(Direction):
Among the lines below, list those containing the string "procedure".

** Start of Data rows **

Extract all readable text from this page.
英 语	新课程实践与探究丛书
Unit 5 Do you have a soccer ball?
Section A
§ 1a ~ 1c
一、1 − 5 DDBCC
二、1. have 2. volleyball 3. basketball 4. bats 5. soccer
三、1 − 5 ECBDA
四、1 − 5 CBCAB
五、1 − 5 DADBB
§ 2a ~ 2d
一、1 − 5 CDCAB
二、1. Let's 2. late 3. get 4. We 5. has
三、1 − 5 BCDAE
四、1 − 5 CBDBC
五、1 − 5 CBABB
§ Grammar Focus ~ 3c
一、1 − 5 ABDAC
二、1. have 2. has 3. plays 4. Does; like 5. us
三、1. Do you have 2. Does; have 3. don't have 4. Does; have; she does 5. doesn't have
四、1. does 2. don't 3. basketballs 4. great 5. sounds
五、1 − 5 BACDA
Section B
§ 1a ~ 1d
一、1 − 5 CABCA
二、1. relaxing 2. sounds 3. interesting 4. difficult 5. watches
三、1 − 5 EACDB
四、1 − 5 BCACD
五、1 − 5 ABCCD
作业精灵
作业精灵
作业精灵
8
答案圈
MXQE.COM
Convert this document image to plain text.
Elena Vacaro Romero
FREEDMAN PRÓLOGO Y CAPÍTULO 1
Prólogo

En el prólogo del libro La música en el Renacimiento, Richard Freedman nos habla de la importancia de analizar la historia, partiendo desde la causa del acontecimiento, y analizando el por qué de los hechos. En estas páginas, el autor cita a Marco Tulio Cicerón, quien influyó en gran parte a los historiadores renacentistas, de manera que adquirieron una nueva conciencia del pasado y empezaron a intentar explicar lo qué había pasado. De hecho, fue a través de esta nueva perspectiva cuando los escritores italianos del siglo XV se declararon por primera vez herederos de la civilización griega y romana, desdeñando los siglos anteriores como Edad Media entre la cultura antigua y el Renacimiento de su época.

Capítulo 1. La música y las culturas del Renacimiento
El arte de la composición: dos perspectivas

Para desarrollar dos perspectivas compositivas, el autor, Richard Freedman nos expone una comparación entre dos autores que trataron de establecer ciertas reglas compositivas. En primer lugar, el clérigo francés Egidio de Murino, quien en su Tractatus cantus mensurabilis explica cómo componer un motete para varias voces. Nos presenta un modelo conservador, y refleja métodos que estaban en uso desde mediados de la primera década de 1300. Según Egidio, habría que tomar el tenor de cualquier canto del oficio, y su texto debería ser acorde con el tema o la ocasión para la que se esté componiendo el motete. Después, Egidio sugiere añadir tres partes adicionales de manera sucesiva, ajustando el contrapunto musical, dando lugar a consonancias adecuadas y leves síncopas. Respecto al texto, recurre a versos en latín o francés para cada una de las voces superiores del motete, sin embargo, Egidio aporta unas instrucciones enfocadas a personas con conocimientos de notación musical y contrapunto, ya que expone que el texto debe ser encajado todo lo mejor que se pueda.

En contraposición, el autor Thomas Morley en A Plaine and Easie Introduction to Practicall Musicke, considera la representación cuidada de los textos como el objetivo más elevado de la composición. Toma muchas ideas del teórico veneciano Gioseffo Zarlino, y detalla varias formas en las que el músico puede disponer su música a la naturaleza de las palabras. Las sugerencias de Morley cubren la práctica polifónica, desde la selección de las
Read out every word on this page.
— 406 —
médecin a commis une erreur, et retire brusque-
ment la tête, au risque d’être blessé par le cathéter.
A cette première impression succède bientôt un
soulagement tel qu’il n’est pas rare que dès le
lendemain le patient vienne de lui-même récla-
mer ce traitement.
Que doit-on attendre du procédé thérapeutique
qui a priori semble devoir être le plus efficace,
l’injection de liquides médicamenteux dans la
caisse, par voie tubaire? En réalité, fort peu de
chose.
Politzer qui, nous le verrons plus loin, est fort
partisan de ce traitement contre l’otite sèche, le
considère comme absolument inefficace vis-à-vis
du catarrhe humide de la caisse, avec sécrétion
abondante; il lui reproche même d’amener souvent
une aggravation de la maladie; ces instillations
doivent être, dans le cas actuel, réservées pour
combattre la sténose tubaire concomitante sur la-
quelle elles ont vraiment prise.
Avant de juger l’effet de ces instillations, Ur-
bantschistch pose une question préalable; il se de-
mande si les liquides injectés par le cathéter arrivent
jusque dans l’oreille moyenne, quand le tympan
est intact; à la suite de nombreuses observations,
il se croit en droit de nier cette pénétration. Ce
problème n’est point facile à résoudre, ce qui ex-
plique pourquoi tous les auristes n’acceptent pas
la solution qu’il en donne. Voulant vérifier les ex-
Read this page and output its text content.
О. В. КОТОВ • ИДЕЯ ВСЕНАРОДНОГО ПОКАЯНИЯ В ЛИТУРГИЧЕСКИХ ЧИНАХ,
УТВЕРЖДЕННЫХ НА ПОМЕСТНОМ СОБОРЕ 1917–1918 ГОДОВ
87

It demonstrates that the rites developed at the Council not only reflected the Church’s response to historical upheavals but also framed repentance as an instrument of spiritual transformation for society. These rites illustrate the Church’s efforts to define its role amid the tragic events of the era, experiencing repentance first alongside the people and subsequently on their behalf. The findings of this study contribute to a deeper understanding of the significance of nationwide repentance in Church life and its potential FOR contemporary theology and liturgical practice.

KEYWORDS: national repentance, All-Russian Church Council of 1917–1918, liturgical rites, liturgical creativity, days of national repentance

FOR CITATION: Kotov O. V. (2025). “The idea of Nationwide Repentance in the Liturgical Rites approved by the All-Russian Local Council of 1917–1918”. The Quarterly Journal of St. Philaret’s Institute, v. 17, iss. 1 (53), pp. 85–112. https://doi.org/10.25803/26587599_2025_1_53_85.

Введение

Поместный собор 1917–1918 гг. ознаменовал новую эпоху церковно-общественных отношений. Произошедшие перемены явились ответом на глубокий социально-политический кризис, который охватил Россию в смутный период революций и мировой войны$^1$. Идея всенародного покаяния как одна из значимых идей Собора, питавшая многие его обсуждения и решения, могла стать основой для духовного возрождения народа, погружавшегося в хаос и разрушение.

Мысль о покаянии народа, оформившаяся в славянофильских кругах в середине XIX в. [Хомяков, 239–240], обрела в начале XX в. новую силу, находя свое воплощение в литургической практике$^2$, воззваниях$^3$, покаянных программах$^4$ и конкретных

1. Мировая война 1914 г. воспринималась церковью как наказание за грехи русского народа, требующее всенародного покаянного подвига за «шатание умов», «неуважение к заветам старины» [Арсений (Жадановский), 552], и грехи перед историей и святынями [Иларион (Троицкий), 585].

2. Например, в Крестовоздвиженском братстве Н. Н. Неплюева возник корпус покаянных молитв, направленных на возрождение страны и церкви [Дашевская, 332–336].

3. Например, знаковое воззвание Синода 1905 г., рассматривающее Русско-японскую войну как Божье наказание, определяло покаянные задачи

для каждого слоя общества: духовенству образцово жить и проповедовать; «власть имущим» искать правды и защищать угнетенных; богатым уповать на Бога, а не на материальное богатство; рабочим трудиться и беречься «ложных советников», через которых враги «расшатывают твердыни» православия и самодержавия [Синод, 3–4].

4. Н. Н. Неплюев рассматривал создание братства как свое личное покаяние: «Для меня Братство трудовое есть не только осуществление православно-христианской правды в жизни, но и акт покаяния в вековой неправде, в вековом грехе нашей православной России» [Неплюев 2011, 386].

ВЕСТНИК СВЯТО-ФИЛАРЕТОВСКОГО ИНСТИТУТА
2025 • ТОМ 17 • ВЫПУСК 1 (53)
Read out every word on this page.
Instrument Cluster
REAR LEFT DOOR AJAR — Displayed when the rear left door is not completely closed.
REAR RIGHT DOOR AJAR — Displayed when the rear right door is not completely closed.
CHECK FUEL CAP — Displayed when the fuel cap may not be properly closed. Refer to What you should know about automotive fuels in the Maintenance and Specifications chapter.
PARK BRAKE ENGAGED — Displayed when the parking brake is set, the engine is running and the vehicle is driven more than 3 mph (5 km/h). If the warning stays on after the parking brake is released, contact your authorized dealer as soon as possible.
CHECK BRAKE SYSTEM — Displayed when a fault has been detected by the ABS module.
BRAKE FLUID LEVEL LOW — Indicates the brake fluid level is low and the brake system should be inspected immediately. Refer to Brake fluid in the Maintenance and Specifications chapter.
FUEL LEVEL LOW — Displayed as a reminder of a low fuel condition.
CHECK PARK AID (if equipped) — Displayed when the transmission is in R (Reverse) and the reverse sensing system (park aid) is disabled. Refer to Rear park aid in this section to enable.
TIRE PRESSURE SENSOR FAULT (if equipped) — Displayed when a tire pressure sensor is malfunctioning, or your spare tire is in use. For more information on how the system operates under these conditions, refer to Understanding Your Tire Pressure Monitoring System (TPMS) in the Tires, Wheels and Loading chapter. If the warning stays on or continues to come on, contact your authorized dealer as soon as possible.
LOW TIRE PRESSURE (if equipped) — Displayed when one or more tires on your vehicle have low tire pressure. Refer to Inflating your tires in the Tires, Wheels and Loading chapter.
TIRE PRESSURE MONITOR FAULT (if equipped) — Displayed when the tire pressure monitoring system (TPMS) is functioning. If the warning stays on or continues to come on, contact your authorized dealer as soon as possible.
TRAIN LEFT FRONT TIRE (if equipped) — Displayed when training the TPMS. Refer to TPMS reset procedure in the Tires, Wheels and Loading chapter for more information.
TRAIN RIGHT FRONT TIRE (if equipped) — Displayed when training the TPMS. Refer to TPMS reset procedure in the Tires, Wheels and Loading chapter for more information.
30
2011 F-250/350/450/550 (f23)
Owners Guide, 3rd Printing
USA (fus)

** End of Data rows **

(In response):
TRAIN LEFT FRONT TIRE (if equipped) — Displayed when training the TPMS. Refer to TPMS reset procedure in the Tires, Wheels and Loading chapter for more information.
TRAIN RIGHT FRONT TIRE (if equipped) — Displayed when training the TPMS. Refer to TPMS reset procedure in the Tires, Wheels and Loading chapter for more information.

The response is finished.